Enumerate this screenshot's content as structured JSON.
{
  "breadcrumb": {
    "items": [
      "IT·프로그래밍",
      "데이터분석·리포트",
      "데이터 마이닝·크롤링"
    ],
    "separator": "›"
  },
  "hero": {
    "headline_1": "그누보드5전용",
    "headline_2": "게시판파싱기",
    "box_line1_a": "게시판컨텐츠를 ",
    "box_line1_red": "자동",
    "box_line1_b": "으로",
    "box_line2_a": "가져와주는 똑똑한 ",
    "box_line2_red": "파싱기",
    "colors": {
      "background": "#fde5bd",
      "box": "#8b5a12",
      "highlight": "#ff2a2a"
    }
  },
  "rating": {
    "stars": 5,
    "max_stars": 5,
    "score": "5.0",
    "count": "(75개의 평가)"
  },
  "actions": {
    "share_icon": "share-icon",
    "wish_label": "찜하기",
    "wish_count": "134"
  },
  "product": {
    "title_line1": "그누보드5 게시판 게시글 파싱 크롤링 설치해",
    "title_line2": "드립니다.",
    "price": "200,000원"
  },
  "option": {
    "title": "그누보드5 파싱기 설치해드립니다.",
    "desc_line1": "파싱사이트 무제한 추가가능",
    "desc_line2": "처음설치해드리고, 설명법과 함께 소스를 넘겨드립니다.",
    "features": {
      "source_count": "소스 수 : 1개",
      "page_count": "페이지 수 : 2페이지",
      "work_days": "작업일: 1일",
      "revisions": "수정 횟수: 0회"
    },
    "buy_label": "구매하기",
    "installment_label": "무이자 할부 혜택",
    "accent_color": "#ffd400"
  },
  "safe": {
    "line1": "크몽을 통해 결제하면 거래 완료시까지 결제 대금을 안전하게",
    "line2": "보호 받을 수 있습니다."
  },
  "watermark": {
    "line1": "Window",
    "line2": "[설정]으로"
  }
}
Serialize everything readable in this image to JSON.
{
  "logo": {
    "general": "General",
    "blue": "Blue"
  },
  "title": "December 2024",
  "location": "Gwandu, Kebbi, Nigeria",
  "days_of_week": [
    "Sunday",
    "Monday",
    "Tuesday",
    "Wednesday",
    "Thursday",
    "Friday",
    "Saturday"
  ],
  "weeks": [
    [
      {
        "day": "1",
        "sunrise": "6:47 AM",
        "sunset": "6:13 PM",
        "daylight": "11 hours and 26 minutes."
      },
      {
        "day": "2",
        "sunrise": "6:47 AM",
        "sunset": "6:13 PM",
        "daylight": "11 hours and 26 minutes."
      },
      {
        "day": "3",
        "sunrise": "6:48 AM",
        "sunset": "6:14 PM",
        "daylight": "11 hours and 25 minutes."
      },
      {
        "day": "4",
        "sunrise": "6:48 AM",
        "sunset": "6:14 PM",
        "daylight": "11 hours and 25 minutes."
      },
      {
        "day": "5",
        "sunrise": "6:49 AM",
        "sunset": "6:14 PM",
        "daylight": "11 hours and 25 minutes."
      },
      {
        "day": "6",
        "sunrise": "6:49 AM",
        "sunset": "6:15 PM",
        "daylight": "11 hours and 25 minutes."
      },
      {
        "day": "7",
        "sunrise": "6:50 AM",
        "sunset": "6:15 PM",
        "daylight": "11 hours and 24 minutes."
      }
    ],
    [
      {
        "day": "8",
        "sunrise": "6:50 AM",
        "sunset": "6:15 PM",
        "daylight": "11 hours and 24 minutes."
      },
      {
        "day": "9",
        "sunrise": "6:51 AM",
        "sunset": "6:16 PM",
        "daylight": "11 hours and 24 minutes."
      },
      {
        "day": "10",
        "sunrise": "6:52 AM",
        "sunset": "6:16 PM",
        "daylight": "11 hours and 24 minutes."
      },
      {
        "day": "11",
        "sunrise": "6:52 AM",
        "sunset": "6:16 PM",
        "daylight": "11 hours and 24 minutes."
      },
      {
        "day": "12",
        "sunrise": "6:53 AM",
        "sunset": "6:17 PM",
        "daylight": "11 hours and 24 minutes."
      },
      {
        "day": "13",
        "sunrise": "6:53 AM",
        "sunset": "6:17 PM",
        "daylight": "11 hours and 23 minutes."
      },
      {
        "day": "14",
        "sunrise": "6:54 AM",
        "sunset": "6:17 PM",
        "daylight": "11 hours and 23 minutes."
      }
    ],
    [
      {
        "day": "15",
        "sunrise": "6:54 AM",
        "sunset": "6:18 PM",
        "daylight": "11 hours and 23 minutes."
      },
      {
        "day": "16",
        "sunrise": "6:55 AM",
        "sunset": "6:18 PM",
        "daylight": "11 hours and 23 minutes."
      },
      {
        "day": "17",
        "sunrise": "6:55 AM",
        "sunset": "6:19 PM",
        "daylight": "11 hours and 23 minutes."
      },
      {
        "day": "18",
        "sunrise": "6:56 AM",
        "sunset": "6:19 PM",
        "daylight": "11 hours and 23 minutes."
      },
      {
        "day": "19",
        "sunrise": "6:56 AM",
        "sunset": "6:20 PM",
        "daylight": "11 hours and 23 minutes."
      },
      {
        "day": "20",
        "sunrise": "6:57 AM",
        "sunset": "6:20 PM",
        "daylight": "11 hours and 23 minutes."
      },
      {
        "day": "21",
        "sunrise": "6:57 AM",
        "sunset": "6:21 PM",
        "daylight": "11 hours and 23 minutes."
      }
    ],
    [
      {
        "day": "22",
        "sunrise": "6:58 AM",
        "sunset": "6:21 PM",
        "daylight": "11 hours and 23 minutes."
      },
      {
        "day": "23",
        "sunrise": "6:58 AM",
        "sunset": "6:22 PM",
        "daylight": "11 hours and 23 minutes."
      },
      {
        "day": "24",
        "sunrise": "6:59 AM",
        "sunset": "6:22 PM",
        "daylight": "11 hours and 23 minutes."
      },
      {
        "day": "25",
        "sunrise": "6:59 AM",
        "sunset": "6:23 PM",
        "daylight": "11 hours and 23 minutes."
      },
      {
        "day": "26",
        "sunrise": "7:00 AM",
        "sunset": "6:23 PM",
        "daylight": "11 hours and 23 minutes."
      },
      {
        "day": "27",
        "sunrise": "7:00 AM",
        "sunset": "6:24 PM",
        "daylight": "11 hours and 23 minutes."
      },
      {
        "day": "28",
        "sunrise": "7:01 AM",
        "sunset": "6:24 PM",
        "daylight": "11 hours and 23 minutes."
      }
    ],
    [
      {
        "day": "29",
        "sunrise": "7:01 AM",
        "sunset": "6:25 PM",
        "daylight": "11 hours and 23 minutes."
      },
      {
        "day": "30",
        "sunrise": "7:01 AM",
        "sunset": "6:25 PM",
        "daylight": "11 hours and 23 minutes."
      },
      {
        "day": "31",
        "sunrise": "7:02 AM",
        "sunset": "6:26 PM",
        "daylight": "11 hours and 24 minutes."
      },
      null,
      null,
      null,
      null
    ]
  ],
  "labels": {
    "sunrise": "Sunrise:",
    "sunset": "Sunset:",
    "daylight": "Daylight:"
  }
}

EXERCISE TASK: Would you reproduce all the entries exactly?

WRITTEN SOLUTION:
Enumerate this screenshot's content as structured JSON.
{
  "breadcrumb": {
    "items": [
      "IT·프로그래밍",
      "데이터분석·리포트",
      "데이터 마이닝·크롤링"
    ],
    "separator": "›"
  },
  "hero": {
    "headline_1": "그누보드5전용",
    "headline_2": "게시판파싱기",
    "box_line1_a": "게시판컨텐츠를 ",
    "box_line1_red": "자동",
    "box_line1_b": "으로",
    "box_line2_a": "가져와주는 똑똑한 ",
    "box_line2_red": "파싱기",
    "colors": {
      "background": "#fde5bd",
      "box": "#8b5a12",
      "highlight": "#ff2a2a"
    }
  },
  "rating": {
    "stars": 5,
    "max_stars": 5,
    "score": "5.0",
    "count": "(75개의 평가)"
  },
  "actions": {
    "share_icon": "share-icon",
    "wish_label": "찜하기",
    "wish_count": "134"
  },
  "product": {
    "title_line1": "그누보드5 게시판 게시글 파싱 크롤링 설치해",
    "title_line2": "드립니다.",
    "price": "200,000원"
  },
  "option": {
    "title": "그누보드5 파싱기 설치해드립니다.",
    "desc_line1": "파싱사이트 무제한 추가가능",
    "desc_line2": "처음설치해드리고, 설명법과 함께 소스를 넘겨드립니다.",
    "features": {
      "source_count": "소스 수 : 1개",
      "page_count": "페이지 수 : 2페이지",
      "work_days": "작업일: 1일",
      "revisions": "수정 횟수: 0회"
    },
    "buy_label": "구매하기",
    "installment_label": "무이자 할부 혜택",
    "accent_color": "#ffd400"
  },
  "safe": {
    "line1": "크몽을 통해 결제하면 거래 완료시까지 결제 대금을 안전하게",
    "line2": "보호 받을 수 있습니다."
  },
  "watermark": {
    "line1": "Window",
    "line2": "[설정]으로"
  }
}
Serialize everything readable in this image to JSON.
{
  "logo": {
    "general": "General",
    "blue": "Blue"
  },
  "title": "December 2024",
  "location": "Gwandu, Kebbi, Nigeria",
  "days_of_week": [
    "Sunday",
    "Monday",
    "Tuesday",
    "Wednesday",
    "Thursday",
    "Friday",
    "Saturday"
  ],
  "weeks": [
    [
      {
        "day": "1",
        "sunrise": "6:47 AM",
        "sunset": "6:13 PM",
        "daylight": "11 hours and 26 minutes."
      },
      {
        "day": "2",
        "sunrise": "6:47 AM",
        "sunset": "6:13 PM",
        "daylight": "11 hours and 26 minutes."
      },
      {
        "day": "3",
        "sunrise": "6:48 AM",
        "sunset": "6:14 PM",
        "daylight": "11 hours and 25 minutes."
      },
      {
        "day": "4",
        "sunrise": "6:48 AM",
        "sunset": "6:14 PM",
        "daylight": "11 hours and 25 minutes."
      },
      {
        "day": "5",
        "sunrise": "6:49 AM",
        "sunset": "6:14 PM",
        "daylight": "11 hours and 25 minutes."
      },
      {
        "day": "6",
        "sunrise": "6:49 AM",
        "sunset": "6:15 PM",
        "daylight": "11 hours and 25 minutes."
      },
      {
        "day": "7",
        "sunrise": "6:50 AM",
        "sunset": "6:15 PM",
        "daylight": "11 hours and 24 minutes."
      }
    ],
    [
      {
        "day": "8",
        "sunrise": "6:50 AM",
        "sunset": "6:15 PM",
        "daylight": "11 hours and 24 minutes."
      },
      {
        "day": "9",
        "sunrise": "6:51 AM",
        "sunset": "6:16 PM",
        "daylight": "11 hours and 24 minutes."
      },
      {
        "day": "10",
        "sunrise": "6:52 AM",
        "sunset": "6:16 PM",
        "daylight": "11 hours and 24 minutes."
      },
      {
        "day": "11",
        "sunrise": "6:52 AM",
        "sunset": "6:16 PM",
        "daylight": "11 hours and 24 minutes."
      },
      {
        "day": "12",
        "sunrise": "6:53 AM",
        "sunset": "6:17 PM",
        "daylight": "11 hours and 24 minutes."
      },
      {
        "day": "13",
        "sunrise": "6:53 AM",
        "sunset": "6:17 PM",
        "daylight": "11 hours and 23 minutes."
      },
      {
        "day": "14",
        "sunrise": "6:54 AM",
        "sunset": "6:17 PM",
        "daylight": "11 hours and 23 minutes."
      }
    ],
    [
      {
        "day": "15",
        "sunrise": "6:54 AM",
        "sunset": "6:18 PM",
        "daylight": "11 hours and 23 minutes."
      },
      {
        "day": "16",
        "sunrise": "6:55 AM",
        "sunset": "6:18 PM",
        "daylight": "11 hours and 23 minutes."
      },
      {
        "day": "17",
        "sunrise": "6:55 AM",
        "sunset": "6:19 PM",
        "daylight": "11 hours and 23 minutes."
      },
      {
        "day": "18",
        "sunrise": "6:56 AM",
        "sunset": "6:19 PM",
        "daylight": "11 hours and 23 minutes."
      },
      {
        "day": "19",
        "sunrise": "6:56 AM",
        "sunset": "6:20 PM",
        "daylight": "11 hours and 23 minutes."
      },
      {
        "day": "20",
        "sunrise": "6:57 AM",
        "sunset": "6:20 PM",
        "daylight": "11 hours and 23 minutes."
      },
      {
        "day": "21",
        "sunrise": "6:57 AM",
        "sunset": "6:21 PM",
        "daylight": "11 hours and 23 minutes."
      }
    ],
    [
      {
        "day": "22",
        "sunrise": "6:58 AM",
        "sunset": "6:21 PM",
        "daylight": "11 hours and 23 minutes."
      },
      {
        "day": "23",
        "sunrise": "6:58 AM",
        "sunset": "6:22 PM",
        "daylight": "11 hours and 23 minutes."
      },
      {
        "day": "24",
        "sunrise": "6:59 AM",
        "sunset": "6:22 PM",
        "daylight": "11 hours and 23 minutes."
      },
      {
        "day": "25",
        "sunrise": "6:59 AM",
        "sunset": "6:23 PM",
        "daylight": "11 hours and 23 minutes."
      },
      {
        "day": "26",
        "sunrise": "7:00 AM",
        "sunset": "6:23 PM",
        "daylight": "11 hours and 23 minutes."
      },
      {
        "day": "27",
        "sunrise": "7:00 AM",
        "sunset": "6:24 PM",
        "daylight": "11 hours and 23 minutes."
      },
      {
        "day": "28",
        "sunrise": "7:01 AM",
        "sunset": "6:24 PM",
        "daylight": "11 hours and 23 minutes."
      }
    ],
    [
      {
        "day": "29",
        "sunrise": "7:01 AM",
        "sunset": "6:25 PM",
        "daylight": "11 hours and 23 minutes."
      },
      {
        "day": "30",
        "sunrise": "7:01 AM",
        "sunset": "6:25 PM",
        "daylight": "11 hours and 23 minutes."
      },
      {
        "day": "31",
        "sunrise": "7:02 AM",
        "sunset": "6:26 PM",
        "daylight": "11 hours and 24 minutes."
      },
      null,
      null,
      null,
      null
    ]
  ],
  "labels": {
    "sunrise": "Sunrise:",
    "sunset": "Sunset:",
    "daylight": "Daylight:"
  }
}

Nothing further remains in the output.